Start of Records provided

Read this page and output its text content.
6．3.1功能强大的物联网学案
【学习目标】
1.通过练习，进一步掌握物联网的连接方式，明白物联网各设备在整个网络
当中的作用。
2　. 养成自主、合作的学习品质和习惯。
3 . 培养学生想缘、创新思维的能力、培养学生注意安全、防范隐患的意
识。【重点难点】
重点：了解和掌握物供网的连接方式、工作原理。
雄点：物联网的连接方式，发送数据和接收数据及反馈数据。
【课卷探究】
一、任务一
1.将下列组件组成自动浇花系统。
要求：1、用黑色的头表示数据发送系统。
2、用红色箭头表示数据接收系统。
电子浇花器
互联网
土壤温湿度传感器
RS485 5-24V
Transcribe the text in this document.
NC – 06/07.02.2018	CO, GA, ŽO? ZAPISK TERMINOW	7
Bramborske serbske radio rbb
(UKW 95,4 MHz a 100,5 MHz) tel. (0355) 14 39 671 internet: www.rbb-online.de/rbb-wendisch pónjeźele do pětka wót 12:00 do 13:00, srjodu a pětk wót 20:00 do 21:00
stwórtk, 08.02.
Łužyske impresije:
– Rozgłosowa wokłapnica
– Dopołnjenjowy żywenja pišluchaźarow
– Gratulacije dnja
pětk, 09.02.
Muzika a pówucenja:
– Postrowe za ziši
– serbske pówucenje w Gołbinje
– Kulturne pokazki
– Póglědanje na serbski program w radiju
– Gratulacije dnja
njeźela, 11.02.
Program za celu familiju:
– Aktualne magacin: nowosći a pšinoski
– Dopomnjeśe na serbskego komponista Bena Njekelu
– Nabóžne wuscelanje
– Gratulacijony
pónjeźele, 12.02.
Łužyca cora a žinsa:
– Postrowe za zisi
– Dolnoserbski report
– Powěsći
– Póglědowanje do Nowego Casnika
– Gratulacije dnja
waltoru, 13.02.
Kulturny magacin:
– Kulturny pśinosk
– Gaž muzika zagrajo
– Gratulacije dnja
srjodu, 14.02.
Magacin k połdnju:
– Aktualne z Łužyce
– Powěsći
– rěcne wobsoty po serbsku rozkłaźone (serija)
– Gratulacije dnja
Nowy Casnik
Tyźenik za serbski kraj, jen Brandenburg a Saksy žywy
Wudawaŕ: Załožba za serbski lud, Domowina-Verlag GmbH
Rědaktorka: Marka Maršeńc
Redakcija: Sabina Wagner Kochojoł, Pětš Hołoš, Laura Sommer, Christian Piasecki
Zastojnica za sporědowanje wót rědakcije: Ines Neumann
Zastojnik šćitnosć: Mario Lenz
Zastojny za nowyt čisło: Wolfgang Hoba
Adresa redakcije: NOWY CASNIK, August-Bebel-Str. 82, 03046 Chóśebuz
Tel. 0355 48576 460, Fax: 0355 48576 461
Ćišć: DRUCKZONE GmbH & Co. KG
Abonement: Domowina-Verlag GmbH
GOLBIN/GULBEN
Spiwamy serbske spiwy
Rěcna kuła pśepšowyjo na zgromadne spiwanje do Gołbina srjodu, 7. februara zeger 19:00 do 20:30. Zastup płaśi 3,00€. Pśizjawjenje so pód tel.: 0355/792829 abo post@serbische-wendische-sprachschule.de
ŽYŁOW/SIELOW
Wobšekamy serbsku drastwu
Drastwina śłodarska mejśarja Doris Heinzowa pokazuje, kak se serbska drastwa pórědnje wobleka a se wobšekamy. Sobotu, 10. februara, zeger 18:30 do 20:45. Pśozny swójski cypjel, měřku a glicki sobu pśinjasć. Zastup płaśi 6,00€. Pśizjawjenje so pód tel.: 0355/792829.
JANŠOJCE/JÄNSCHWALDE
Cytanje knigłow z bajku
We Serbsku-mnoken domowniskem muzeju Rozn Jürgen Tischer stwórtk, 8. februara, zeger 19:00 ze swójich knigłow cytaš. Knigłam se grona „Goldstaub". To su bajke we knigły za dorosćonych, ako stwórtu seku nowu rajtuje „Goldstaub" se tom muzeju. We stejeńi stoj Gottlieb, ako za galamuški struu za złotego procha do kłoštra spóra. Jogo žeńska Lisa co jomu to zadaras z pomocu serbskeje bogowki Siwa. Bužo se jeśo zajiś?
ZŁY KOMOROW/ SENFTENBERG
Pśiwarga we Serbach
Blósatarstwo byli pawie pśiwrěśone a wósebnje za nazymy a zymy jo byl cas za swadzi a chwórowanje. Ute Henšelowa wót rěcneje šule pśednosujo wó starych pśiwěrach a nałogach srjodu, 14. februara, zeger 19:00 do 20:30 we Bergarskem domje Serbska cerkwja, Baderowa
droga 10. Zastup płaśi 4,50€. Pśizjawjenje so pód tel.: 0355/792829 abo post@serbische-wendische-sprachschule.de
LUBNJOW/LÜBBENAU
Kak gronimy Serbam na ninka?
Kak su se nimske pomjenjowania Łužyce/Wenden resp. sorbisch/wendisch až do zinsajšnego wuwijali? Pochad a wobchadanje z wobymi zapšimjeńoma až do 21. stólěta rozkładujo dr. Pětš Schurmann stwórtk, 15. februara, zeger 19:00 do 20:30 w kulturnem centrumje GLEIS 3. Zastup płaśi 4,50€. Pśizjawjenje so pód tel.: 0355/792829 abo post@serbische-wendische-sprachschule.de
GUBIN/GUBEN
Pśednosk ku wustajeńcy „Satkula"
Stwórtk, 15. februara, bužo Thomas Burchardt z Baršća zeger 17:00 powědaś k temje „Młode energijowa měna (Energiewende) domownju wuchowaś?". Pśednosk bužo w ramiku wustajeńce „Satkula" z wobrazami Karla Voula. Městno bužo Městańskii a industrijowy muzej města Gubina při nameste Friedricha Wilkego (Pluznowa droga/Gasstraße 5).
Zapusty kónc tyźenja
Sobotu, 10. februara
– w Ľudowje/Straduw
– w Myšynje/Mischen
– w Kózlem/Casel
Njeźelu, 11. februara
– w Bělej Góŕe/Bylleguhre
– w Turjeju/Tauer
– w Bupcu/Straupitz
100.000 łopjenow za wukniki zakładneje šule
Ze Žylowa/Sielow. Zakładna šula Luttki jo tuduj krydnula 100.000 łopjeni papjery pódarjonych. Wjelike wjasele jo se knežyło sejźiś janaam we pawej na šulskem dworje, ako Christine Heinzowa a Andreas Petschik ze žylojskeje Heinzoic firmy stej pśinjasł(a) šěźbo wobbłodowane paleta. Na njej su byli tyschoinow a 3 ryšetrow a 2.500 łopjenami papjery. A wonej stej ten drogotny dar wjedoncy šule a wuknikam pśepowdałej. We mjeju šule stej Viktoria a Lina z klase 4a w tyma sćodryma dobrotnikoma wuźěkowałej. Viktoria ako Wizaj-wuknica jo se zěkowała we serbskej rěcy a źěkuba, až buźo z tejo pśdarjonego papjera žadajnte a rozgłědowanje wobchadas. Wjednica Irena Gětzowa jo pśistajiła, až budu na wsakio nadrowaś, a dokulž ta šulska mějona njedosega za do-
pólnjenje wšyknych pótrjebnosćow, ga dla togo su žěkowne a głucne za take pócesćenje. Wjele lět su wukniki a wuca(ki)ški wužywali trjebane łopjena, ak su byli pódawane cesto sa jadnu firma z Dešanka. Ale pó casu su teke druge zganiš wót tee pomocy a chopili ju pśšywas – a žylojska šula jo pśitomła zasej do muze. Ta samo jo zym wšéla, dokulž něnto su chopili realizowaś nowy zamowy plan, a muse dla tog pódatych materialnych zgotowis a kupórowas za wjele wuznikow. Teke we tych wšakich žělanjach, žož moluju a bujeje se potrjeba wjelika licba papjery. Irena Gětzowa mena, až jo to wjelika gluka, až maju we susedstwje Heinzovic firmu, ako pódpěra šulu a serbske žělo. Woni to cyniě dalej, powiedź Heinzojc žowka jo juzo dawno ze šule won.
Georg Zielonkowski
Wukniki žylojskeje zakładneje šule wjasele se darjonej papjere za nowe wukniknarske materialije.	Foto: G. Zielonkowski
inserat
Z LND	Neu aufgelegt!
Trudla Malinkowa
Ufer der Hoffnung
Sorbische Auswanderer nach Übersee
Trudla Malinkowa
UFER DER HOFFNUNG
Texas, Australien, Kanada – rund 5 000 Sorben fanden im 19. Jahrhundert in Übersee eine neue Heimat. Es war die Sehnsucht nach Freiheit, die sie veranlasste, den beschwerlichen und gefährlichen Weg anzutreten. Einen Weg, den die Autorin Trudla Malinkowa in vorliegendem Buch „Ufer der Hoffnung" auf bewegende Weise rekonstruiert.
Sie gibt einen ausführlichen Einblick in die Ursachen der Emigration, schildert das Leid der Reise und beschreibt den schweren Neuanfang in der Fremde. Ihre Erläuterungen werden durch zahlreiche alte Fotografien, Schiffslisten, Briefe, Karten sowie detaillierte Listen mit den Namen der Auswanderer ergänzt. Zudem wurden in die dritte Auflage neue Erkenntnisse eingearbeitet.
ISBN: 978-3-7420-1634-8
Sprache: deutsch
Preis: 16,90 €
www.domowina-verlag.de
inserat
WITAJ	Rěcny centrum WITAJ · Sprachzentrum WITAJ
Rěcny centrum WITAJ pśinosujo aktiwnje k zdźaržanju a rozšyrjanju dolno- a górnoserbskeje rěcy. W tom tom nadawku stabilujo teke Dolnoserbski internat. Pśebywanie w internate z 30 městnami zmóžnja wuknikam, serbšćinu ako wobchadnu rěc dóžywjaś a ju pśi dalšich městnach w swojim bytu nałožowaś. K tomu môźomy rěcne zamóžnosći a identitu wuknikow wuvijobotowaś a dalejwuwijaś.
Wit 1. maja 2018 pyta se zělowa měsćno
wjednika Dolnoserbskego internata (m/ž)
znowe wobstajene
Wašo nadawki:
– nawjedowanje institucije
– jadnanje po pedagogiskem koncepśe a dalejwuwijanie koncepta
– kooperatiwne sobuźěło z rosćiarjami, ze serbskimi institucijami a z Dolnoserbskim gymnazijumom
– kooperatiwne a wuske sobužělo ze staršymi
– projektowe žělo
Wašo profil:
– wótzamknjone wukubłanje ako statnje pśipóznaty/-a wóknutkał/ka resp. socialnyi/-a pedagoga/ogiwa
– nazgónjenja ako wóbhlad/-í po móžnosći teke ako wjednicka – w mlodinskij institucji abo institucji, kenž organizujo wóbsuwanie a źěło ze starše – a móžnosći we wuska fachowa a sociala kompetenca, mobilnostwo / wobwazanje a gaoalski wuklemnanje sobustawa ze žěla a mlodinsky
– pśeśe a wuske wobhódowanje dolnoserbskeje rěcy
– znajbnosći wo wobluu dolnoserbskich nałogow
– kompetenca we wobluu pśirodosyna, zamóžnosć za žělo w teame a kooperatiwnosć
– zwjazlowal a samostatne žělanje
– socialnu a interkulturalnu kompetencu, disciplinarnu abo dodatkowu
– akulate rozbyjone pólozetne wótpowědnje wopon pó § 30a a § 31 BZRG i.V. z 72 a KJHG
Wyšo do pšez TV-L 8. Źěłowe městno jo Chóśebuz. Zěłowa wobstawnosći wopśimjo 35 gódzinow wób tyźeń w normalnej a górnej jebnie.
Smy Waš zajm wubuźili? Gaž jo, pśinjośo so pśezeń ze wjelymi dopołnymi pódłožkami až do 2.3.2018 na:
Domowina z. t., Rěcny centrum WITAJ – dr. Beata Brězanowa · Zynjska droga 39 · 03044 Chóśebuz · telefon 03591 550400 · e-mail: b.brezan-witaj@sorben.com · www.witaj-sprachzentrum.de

End of Records provided

> [What you will do] Give only the number of lines in the entries above that hold the string "Auswanderer".

> [Solution to this problem] 2